What to produce -
Wherever the string "Fisch" appears in a line, extract that line.

Entries provided -

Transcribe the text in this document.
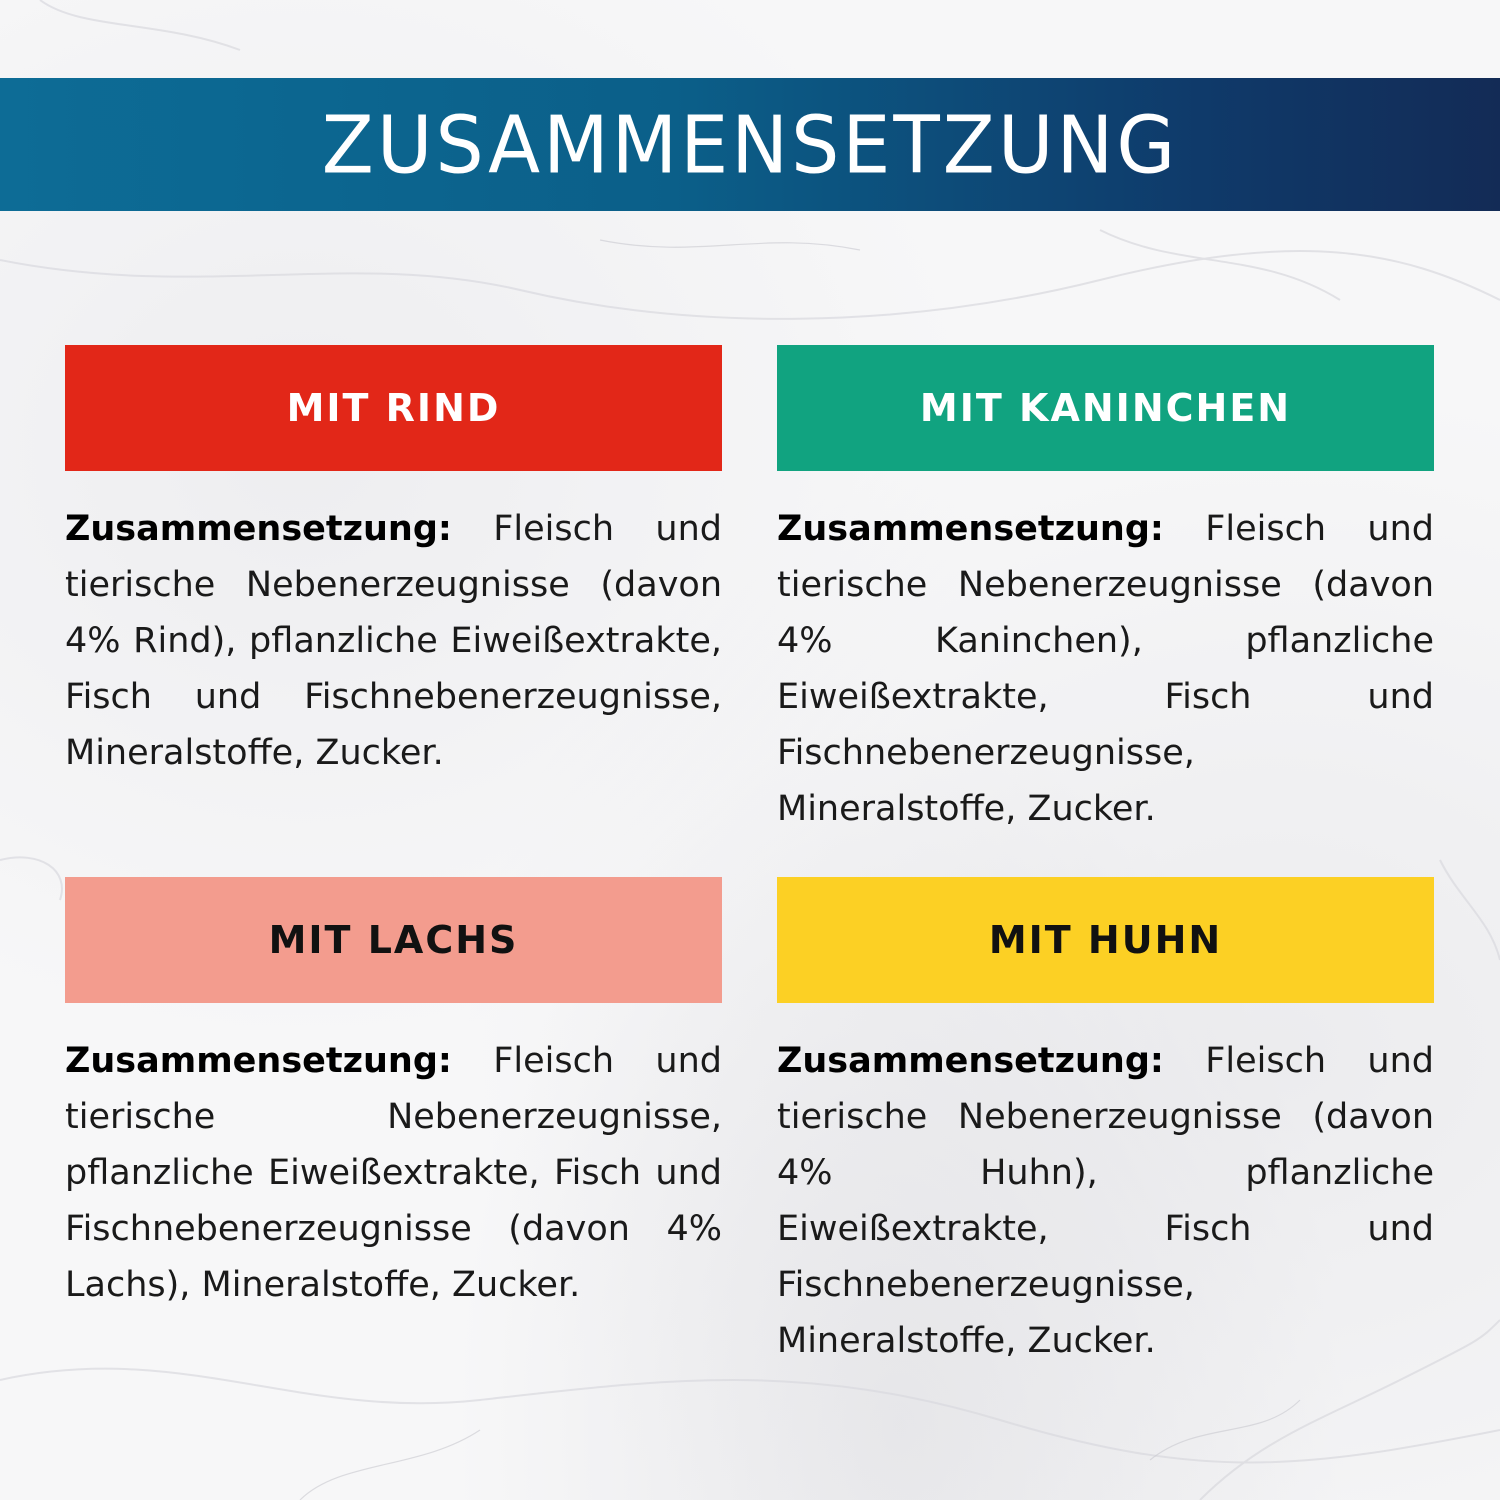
ZUSAMMENSETZUNG
MIT RIND
Zusammensetzung: Fleisch und tierische Nebenerzeugnisse (davon 4% Rind), pflanzliche Eiweißextrakte, Fisch und Fischnebenerzeugnisse, Mineralstoffe, Zucker.
MIT KANINCHEN
Zusammensetzung: Fleisch und tierische Nebenerzeugnisse (davon 4% Kaninchen), pflanzliche Eiweißextrakte, Fisch und Fischnebenerzeugnisse, Mineralstoffe, Zucker.
MIT LACHS
Zusammensetzung: Fleisch und tierische Nebenerzeugnisse, pflanzliche Eiweißextrakte, Fisch und Fischnebenerzeugnisse (davon 4% Lachs), Mineralstoffe, Zucker.
MIT HUHN
Zusammensetzung: Fleisch und tierische Nebenerzeugnisse (davon 4% Huhn), pflanzliche Eiweißextrakte, Fisch und Fischnebenerzeugnisse, Mineralstoffe, Zucker.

Exercise solution -
Zusammensetzung: Fleisch und tierische Nebenerzeugnisse (davon 4% Rind), pflanzliche Eiweißextrakte, Fisch und Fischnebenerzeugnisse, Mineralstoffe, Zucker.
Zusammensetzung: Fleisch und tierische Nebenerzeugnisse (davon 4% Kaninchen), pflanzliche Eiweißextrakte, Fisch und Fischnebenerzeugnisse, Mineralstoffe, Zucker.
Zusammensetzung: Fleisch und tierische Nebenerzeugnisse, pflanzliche Eiweißextrakte, Fisch und Fischnebenerzeugnisse (davon 4% Lachs), Mineralstoffe, Zucker.
Zusammensetzung: Fleisch und tierische Nebenerzeugnisse (davon 4% Huhn), pflanzliche Eiweißextrakte, Fisch und Fischnebenerzeugnisse, Mineralstoffe, Zucker.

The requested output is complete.